* [Data excerpts]
** START **
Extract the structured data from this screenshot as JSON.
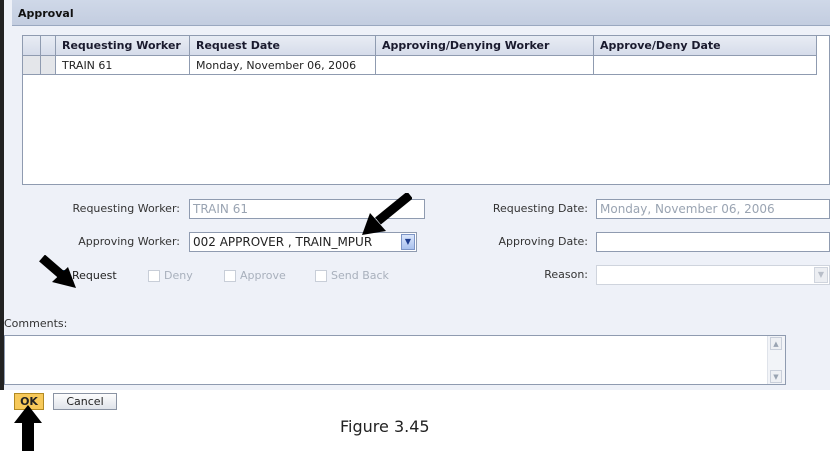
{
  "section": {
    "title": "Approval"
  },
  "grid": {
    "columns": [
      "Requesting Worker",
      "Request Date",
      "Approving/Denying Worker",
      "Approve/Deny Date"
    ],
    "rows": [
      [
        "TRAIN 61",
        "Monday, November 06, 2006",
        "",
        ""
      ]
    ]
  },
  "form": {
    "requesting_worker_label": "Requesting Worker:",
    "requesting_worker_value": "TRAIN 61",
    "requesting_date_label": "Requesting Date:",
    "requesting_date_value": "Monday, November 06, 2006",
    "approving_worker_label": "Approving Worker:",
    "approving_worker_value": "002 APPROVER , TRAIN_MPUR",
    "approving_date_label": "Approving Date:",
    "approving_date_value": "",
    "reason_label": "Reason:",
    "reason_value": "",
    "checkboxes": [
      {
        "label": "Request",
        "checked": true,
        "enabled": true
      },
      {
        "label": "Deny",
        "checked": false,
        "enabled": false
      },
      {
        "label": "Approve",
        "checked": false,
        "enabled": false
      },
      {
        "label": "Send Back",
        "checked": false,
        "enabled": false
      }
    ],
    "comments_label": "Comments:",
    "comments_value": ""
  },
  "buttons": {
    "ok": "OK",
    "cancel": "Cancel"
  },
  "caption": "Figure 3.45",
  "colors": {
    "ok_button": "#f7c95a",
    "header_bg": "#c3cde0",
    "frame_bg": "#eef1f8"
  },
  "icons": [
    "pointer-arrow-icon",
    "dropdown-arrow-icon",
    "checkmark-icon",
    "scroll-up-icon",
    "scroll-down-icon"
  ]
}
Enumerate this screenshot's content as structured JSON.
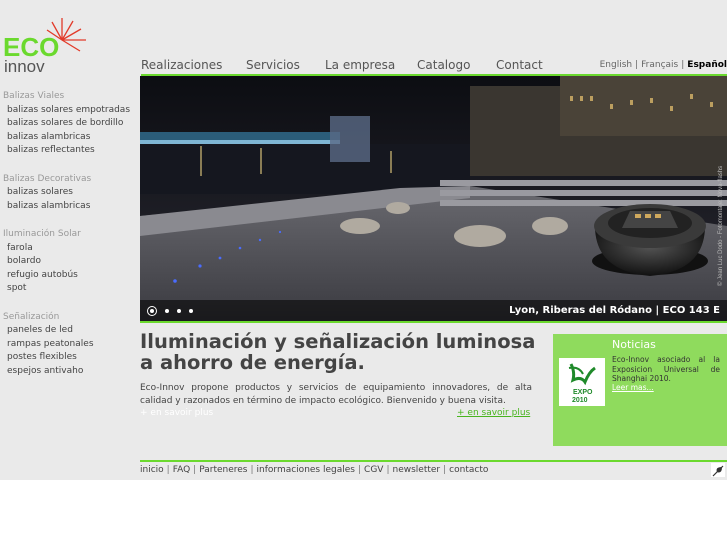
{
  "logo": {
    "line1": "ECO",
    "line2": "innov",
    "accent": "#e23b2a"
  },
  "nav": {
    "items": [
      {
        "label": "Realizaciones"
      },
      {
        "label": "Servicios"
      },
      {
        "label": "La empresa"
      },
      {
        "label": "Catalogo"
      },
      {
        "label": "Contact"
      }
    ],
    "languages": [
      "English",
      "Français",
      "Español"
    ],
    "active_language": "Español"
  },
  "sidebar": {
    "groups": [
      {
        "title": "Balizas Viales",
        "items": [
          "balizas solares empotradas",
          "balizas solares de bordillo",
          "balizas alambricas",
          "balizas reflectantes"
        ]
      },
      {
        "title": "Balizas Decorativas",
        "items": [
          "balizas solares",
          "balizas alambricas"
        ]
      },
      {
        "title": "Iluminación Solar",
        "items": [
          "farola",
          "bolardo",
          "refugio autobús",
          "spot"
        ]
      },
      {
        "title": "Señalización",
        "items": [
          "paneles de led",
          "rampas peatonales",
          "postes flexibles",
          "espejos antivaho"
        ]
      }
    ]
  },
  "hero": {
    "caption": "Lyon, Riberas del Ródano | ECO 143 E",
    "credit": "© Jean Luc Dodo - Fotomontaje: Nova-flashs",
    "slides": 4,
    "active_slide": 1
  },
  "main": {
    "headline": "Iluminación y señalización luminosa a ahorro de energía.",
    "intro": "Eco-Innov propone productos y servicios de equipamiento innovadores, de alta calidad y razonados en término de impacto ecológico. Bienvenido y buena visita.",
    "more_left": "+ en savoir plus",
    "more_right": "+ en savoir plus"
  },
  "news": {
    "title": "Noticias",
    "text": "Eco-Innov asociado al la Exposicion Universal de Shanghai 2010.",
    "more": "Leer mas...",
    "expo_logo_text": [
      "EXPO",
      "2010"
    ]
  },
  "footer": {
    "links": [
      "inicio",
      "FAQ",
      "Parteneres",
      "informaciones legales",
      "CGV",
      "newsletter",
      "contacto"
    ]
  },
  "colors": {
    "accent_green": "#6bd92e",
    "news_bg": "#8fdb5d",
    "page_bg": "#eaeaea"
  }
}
** END **
* [INSTRUCTIONS TO FOLLOW]
Copy out each line exactly, without the pictures.

* [RESPONSE TO THE TASK]
Extract the structured data from this screenshot as JSON.
{
  "section": {
    "title": "Approval"
  },
  "grid": {
    "columns": [
      "Requesting Worker",
      "Request Date",
      "Approving/Denying Worker",
      "Approve/Deny Date"
    ],
    "rows": [
      [
        "TRAIN 61",
        "Monday, November 06, 2006",
        "",
        ""
      ]
    ]
  },
  "form": {
    "requesting_worker_label": "Requesting Worker:",
    "requesting_worker_value": "TRAIN 61",
    "requesting_date_label": "Requesting Date:",
    "requesting_date_value": "Monday, November 06, 2006",
    "approving_worker_label": "Approving Worker:",
    "approving_worker_value": "002 APPROVER , TRAIN_MPUR",
    "approving_date_label": "Approving Date:",
    "approving_date_value": "",
    "reason_label": "Reason:",
    "reason_value": "",
    "checkboxes": [
      {
        "label": "Request",
        "checked": true,
        "enabled": true
      },
      {
        "label": "Deny",
        "checked": false,
        "enabled": false
      },
      {
        "label": "Approve",
        "checked": false,
        "enabled": false
      },
      {
        "label": "Send Back",
        "checked": false,
        "enabled": false
      }
    ],
    "comments_label": "Comments:",
    "comments_value": ""
  },
  "buttons": {
    "ok": "OK",
    "cancel": "Cancel"
  },
  "caption": "Figure 3.45",
  "colors": {
    "ok_button": "#f7c95a",
    "header_bg": "#c3cde0",
    "frame_bg": "#eef1f8"
  },
  "icons": [
    "pointer-arrow-icon",
    "dropdown-arrow-icon",
    "checkmark-icon",
    "scroll-up-icon",
    "scroll-down-icon"
  ]
}
Enumerate this screenshot's content as structured JSON.
{
  "logo": {
    "line1": "ECO",
    "line2": "innov",
    "accent": "#e23b2a"
  },
  "nav": {
    "items": [
      {
        "label": "Realizaciones"
      },
      {
        "label": "Servicios"
      },
      {
        "label": "La empresa"
      },
      {
        "label": "Catalogo"
      },
      {
        "label": "Contact"
      }
    ],
    "languages": [
      "English",
      "Français",
      "Español"
    ],
    "active_language": "Español"
  },
  "sidebar": {
    "groups": [
      {
        "title": "Balizas Viales",
        "items": [
          "balizas solares empotradas",
          "balizas solares de bordillo",
          "balizas alambricas",
          "balizas reflectantes"
        ]
      },
      {
        "title": "Balizas Decorativas",
        "items": [
          "balizas solares",
          "balizas alambricas"
        ]
      },
      {
        "title": "Iluminación Solar",
        "items": [
          "farola",
          "bolardo",
          "refugio autobús",
          "spot"
        ]
      },
      {
        "title": "Señalización",
        "items": [
          "paneles de led",
          "rampas peatonales",
          "postes flexibles",
          "espejos antivaho"
        ]
      }
    ]
  },
  "hero": {
    "caption": "Lyon, Riberas del Ródano | ECO 143 E",
    "credit": "© Jean Luc Dodo - Fotomontaje: Nova-flashs",
    "slides": 4,
    "active_slide": 1
  },
  "main": {
    "headline": "Iluminación y señalización luminosa a ahorro de energía.",
    "intro": "Eco-Innov propone productos y servicios de equipamiento innovadores, de alta calidad y razonados en término de impacto ecológico. Bienvenido y buena visita.",
    "more_left": "+ en savoir plus",
    "more_right": "+ en savoir plus"
  },
  "news": {
    "title": "Noticias",
    "text": "Eco-Innov asociado al la Exposicion Universal de Shanghai 2010.",
    "more": "Leer mas...",
    "expo_logo_text": [
      "EXPO",
      "2010"
    ]
  },
  "footer": {
    "links": [
      "inicio",
      "FAQ",
      "Parteneres",
      "informaciones legales",
      "CGV",
      "newsletter",
      "contacto"
    ]
  },
  "colors": {
    "accent_green": "#6bd92e",
    "news_bg": "#8fdb5d",
    "page_bg": "#eaeaea"
  }
}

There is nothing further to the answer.